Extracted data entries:
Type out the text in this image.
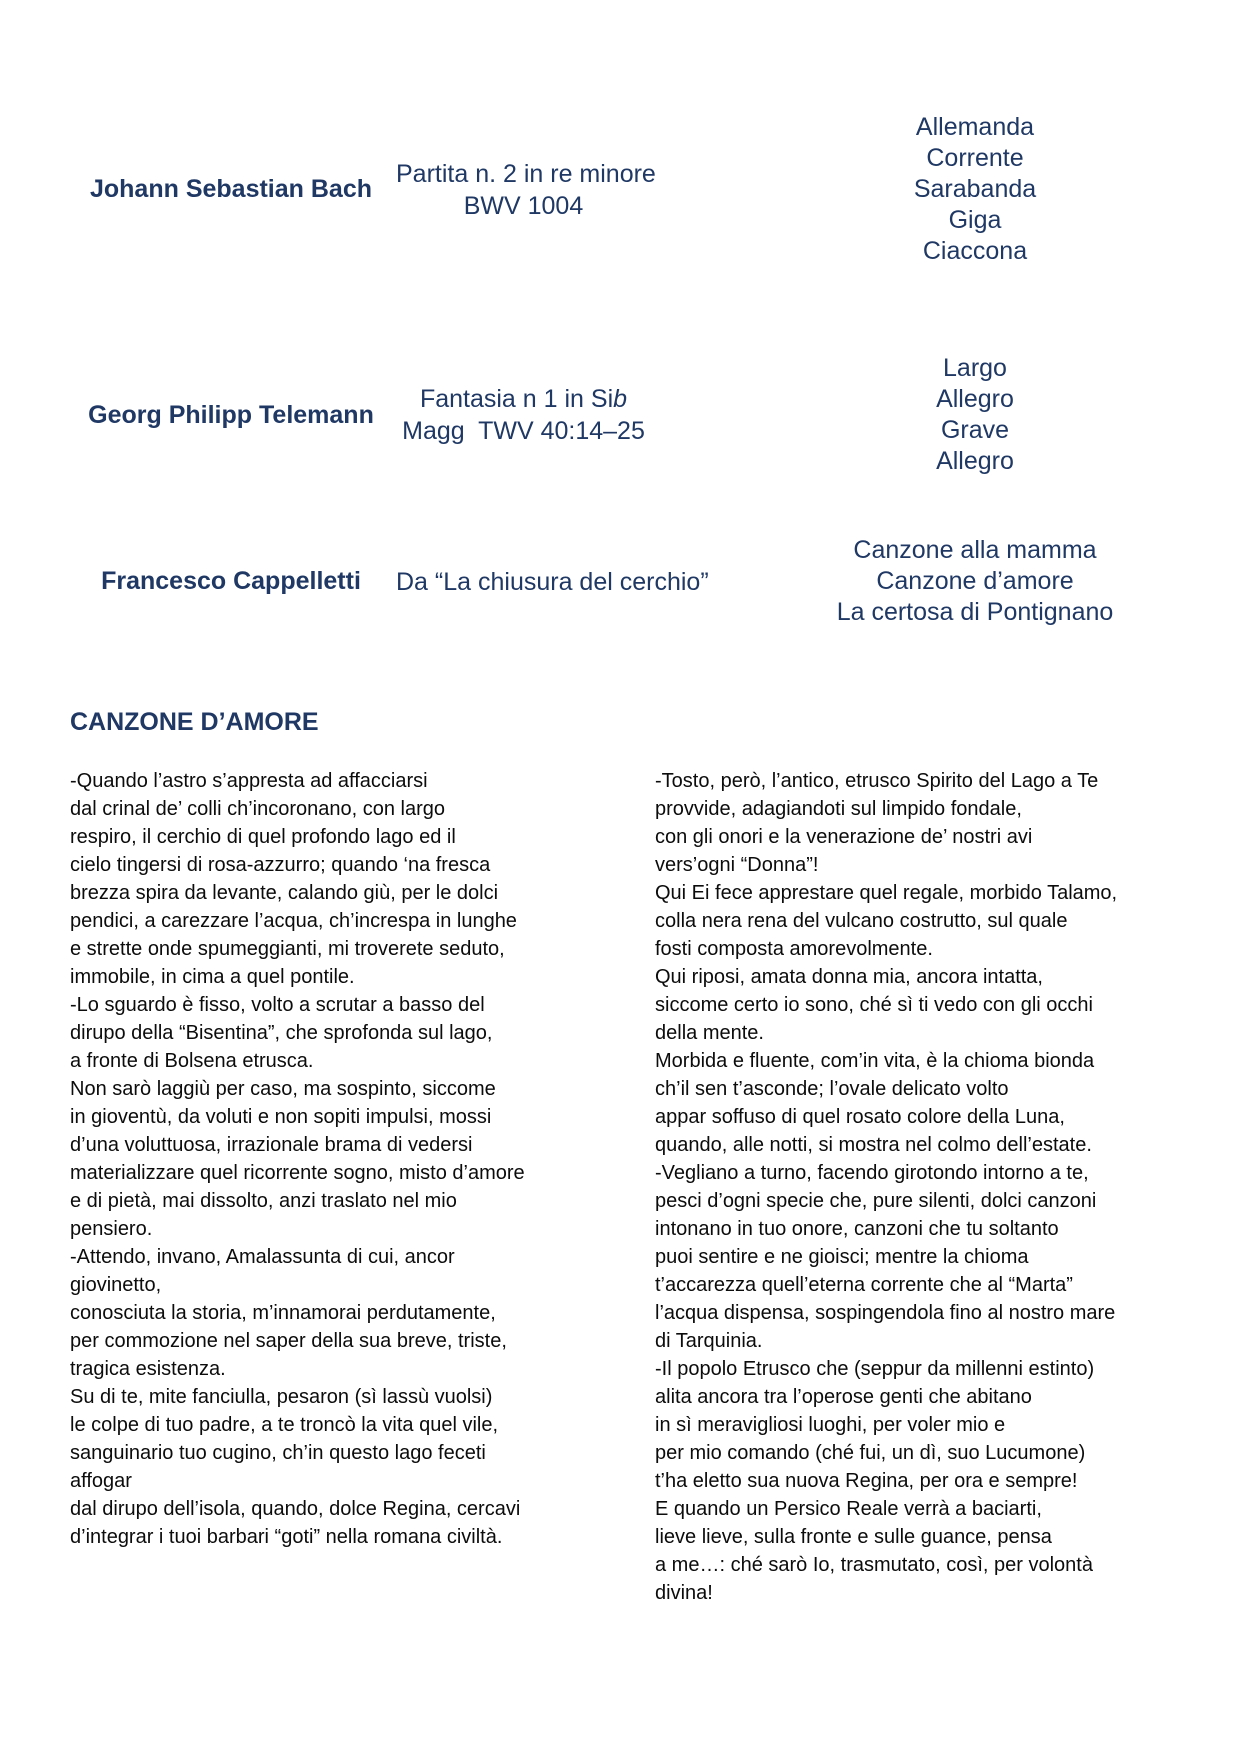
Johann Sebastian Bach
Partita n. 2 in re minore
BWV 1004
Allemanda
Corrente
Sarabanda
Giga
Ciaccona
Georg Philipp Telemann
Fantasia n 1 in Sib
Magg  TWV 40:14–25
Largo
Allegro
Grave
Allegro
Francesco Cappelletti	Da “La chiusura del cerchio”
Canzone alla mamma
Canzone d’amore
La certosa di Pontignano
CANZONE D’AMORE
-Quando l’astro s’appresta ad affacciarsi
dal crinal de’ colli ch’incoronano, con largo
respiro, il cerchio di quel profondo lago ed il
cielo tingersi di rosa-azzurro; quando ‘na fresca
brezza spira da levante, calando giù, per le dolci
pendici, a carezzare l’acqua, ch’increspa in lunghe
e strette onde spumeggianti, mi troverete seduto,
immobile, in cima a quel pontile.
-Lo sguardo è fisso, volto a scrutar a basso del
dirupo della “Bisentina”, che sprofonda sul lago,
a fronte di Bolsena etrusca.
Non sarò laggiù per caso, ma sospinto, siccome
in gioventù, da voluti e non sopiti impulsi, mossi
d’una voluttuosa, irrazionale brama di vedersi
materializzare quel ricorrente sogno, misto d’amore
e di pietà, mai dissolto, anzi traslato nel mio
pensiero.
-Attendo, invano, Amalassunta di cui, ancor
giovinetto,
conosciuta la storia, m’innamorai perdutamente,
per commozione nel saper della sua breve, triste,
tragica esistenza.
Su di te, mite fanciulla, pesaron (sì lassù vuolsi)
le colpe di tuo padre, a te troncò la vita quel vile,
sanguinario tuo cugino, ch’in questo lago feceti
affogar
dal dirupo dell’isola, quando, dolce Regina, cercavi
d’integrar i tuoi barbari “goti” nella romana civiltà.
-Tosto, però, l’antico, etrusco Spirito del Lago a Te
provvide, adagiandoti sul limpido fondale,
con gli onori e la venerazione de’ nostri avi
vers’ogni “Donna”!
Qui Ei fece apprestare quel regale, morbido Talamo,
colla nera rena del vulcano costrutto, sul quale
fosti composta amorevolmente.
Qui riposi, amata donna mia, ancora intatta,
siccome certo io sono, ché sì ti vedo con gli occhi
della mente.
Morbida e fluente, com’in vita, è la chioma bionda
ch’il sen t’asconde; l’ovale delicato volto
appar soffuso di quel rosato colore della Luna,
quando, alle notti, si mostra nel colmo dell’estate.
-Vegliano a turno, facendo girotondo intorno a te,
pesci d’ogni specie che, pure silenti, dolci canzoni
intonano in tuo onore, canzoni che tu soltanto
puoi sentire e ne gioisci; mentre la chioma
t’accarezza quell’eterna corrente che al “Marta”
l’acqua dispensa, sospingendola fino al nostro mare
di Tarquinia.
-Il popolo Etrusco che (seppur da millenni estinto)
alita ancora tra l’operose genti che abitano
in sì meravigliosi luoghi, per voler mio e
per mio comando (ché fui, un dì, suo Lucumone)
t’ha eletto sua nuova Regina, per ora e sempre!
E quando un Persico Reale verrà a baciarti,
lieve lieve, sulla fronte e sulle guance, pensa
a me…: ché sarò Io, trasmutato, così, per volontà
divina!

● BRIEF
Locate each line containing the string "sarò" and show it.

● SOLUTION
Non sarò laggiù per caso, ma sospinto, siccome
a me…: ché sarò Io, trasmutato, così, per volontà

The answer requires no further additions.